** Begin **
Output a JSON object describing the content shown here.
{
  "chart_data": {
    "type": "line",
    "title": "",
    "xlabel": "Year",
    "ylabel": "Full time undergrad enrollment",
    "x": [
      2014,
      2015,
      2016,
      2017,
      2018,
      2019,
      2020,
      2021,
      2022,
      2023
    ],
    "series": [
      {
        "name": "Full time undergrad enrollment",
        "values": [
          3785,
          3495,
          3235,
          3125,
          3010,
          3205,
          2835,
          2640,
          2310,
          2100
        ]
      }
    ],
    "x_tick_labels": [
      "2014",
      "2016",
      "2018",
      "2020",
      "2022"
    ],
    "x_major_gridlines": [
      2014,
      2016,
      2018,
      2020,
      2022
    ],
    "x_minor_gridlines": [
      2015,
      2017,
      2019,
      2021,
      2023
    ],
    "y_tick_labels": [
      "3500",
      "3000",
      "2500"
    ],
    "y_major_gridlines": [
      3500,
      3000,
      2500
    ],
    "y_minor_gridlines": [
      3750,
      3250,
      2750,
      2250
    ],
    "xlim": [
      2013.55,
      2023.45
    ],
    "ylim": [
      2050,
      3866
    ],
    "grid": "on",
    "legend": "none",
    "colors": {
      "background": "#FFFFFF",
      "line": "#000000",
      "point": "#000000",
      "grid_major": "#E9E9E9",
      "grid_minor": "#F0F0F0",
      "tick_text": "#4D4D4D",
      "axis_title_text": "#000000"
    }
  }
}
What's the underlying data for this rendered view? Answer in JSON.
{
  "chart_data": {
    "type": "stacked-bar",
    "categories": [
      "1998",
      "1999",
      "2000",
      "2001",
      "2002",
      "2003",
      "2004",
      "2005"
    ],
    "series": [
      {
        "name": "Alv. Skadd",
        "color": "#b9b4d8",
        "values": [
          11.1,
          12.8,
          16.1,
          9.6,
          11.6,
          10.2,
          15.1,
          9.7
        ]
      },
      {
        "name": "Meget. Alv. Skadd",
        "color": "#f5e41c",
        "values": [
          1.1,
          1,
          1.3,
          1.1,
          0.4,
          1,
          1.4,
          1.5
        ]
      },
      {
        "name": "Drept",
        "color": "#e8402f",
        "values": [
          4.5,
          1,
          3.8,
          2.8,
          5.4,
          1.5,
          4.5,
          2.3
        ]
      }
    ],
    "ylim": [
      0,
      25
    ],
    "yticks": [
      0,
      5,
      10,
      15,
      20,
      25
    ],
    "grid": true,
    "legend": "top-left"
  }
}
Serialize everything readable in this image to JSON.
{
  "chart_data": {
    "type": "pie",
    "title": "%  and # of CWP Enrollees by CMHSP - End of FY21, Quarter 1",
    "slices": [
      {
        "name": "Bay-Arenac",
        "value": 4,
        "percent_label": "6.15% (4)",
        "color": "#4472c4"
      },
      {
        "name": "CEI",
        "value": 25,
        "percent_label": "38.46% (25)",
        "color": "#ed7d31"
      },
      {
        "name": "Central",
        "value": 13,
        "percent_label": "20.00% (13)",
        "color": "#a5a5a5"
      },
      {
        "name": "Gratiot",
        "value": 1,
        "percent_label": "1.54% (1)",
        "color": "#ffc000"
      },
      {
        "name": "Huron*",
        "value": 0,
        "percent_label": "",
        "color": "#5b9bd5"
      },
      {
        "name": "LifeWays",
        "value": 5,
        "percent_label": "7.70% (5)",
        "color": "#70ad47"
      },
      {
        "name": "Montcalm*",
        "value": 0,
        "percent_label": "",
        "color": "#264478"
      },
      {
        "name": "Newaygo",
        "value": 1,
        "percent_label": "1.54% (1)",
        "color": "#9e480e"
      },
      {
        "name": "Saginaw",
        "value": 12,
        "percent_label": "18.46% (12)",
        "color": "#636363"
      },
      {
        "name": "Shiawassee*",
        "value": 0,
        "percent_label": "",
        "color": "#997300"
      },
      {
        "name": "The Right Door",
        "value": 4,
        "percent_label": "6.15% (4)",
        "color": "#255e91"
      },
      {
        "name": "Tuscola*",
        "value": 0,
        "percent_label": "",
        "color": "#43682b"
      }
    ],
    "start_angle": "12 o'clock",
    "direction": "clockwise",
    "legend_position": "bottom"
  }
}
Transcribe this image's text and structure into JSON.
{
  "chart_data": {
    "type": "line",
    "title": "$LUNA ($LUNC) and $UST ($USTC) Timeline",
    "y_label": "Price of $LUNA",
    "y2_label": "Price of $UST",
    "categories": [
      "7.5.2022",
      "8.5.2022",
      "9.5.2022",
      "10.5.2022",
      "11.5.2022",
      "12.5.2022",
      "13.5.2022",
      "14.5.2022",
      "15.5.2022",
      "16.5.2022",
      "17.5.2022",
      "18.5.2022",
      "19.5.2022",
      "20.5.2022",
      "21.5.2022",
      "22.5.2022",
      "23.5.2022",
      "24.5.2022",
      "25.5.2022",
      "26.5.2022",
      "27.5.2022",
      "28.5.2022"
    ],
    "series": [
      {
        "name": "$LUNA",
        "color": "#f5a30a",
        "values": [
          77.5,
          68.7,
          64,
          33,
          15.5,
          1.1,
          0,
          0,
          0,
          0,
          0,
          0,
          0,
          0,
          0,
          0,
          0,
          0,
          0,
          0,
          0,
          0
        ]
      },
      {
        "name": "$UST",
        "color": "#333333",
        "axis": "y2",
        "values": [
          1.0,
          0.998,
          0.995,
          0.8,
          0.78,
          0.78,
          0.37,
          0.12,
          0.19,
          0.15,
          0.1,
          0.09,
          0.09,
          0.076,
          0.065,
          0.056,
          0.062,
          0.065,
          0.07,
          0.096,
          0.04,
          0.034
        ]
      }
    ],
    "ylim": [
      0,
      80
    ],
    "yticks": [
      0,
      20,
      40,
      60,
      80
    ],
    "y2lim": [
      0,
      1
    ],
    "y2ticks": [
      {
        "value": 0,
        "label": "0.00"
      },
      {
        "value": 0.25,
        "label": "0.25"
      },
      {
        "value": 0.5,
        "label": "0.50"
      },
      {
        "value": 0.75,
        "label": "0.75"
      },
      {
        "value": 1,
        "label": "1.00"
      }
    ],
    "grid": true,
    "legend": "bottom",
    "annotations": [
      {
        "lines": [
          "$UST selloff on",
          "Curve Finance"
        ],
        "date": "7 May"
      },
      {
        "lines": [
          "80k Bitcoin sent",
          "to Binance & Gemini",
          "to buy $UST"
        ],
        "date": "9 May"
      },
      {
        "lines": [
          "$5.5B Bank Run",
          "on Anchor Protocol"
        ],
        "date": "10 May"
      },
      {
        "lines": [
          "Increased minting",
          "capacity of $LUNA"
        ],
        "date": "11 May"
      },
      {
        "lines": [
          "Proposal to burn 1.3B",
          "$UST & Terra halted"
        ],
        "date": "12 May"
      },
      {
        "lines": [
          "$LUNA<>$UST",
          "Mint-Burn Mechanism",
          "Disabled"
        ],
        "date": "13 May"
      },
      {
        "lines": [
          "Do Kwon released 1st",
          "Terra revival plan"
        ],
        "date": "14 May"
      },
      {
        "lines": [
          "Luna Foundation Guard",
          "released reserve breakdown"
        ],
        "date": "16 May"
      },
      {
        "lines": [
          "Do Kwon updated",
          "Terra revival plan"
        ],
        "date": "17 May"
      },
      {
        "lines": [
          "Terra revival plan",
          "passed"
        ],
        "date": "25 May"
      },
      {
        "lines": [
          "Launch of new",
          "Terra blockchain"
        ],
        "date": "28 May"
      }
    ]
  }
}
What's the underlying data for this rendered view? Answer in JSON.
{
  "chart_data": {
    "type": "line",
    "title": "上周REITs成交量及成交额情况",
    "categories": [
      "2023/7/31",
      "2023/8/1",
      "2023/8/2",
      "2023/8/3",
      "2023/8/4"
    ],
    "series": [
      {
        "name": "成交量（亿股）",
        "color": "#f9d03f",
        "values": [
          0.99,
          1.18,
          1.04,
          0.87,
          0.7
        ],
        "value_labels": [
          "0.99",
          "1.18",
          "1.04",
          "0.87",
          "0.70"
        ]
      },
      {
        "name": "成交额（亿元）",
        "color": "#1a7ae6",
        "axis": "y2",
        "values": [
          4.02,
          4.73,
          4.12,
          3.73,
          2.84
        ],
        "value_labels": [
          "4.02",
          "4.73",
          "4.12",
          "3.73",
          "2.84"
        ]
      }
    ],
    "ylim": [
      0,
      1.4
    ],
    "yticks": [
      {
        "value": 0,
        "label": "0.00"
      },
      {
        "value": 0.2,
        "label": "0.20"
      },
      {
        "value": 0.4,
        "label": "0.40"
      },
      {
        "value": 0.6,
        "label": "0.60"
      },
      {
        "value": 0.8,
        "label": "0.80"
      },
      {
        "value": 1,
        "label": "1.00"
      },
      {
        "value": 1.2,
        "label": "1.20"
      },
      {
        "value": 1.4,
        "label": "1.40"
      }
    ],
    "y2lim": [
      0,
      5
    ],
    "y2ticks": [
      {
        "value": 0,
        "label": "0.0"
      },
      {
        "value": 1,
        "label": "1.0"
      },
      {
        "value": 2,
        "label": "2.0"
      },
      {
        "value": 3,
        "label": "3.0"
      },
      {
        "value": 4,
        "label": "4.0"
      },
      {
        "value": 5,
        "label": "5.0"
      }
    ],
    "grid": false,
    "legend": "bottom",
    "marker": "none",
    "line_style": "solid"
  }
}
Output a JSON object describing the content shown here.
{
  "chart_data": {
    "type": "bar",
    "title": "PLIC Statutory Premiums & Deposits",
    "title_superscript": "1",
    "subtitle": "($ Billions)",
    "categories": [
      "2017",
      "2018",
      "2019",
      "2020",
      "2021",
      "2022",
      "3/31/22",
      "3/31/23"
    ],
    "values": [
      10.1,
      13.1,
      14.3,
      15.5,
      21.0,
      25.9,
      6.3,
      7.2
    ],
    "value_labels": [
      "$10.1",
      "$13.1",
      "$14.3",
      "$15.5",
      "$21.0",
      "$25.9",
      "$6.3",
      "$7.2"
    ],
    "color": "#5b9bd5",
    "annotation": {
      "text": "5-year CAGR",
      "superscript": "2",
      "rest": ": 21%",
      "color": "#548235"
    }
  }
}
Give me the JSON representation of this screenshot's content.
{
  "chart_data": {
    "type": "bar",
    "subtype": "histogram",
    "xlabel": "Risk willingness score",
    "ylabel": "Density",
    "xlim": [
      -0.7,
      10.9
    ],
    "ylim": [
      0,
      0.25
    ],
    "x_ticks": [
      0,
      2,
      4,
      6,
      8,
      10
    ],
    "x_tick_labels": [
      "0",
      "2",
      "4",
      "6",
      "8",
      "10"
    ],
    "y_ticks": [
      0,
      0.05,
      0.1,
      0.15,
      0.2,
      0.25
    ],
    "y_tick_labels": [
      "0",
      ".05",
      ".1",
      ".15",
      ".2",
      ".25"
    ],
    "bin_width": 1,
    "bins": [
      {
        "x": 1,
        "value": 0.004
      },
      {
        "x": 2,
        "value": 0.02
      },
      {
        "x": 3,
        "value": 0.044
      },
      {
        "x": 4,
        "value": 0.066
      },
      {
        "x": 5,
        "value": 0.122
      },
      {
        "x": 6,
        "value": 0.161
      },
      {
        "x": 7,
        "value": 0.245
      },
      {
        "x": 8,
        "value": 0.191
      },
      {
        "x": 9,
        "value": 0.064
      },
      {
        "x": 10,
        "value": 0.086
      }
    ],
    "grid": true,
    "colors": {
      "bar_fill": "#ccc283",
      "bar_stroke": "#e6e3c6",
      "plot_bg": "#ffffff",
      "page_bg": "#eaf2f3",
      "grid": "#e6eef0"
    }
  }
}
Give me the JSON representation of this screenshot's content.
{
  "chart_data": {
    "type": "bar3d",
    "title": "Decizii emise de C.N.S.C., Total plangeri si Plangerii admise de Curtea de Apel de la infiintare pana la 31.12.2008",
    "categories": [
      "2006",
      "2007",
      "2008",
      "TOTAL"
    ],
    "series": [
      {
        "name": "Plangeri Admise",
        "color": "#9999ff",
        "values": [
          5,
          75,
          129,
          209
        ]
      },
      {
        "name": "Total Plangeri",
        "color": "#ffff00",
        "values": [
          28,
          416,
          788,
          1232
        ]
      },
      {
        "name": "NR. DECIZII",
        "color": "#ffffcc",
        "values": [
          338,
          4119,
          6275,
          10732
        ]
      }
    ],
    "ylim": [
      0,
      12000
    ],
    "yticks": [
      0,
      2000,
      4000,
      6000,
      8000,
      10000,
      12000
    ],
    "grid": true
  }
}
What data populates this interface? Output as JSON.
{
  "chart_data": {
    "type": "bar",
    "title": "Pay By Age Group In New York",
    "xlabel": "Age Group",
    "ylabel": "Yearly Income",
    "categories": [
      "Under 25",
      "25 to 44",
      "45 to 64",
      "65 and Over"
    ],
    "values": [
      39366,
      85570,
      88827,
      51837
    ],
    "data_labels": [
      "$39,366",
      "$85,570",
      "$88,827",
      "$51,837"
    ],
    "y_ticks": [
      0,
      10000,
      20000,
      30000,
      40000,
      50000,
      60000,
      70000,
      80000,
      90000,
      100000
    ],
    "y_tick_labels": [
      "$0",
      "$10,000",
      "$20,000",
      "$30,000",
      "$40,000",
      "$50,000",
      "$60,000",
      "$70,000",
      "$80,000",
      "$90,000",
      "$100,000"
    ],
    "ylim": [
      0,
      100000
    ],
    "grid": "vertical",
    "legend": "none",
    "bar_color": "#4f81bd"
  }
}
** End **
Problem requirements:
Show every line in the entries where the string "Terra" occurs.

Correct response:
          "$UST & Terra halted"
          "Terra revival plan"
          "Terra revival plan"
          "Terra revival plan",
          "Terra blockchain"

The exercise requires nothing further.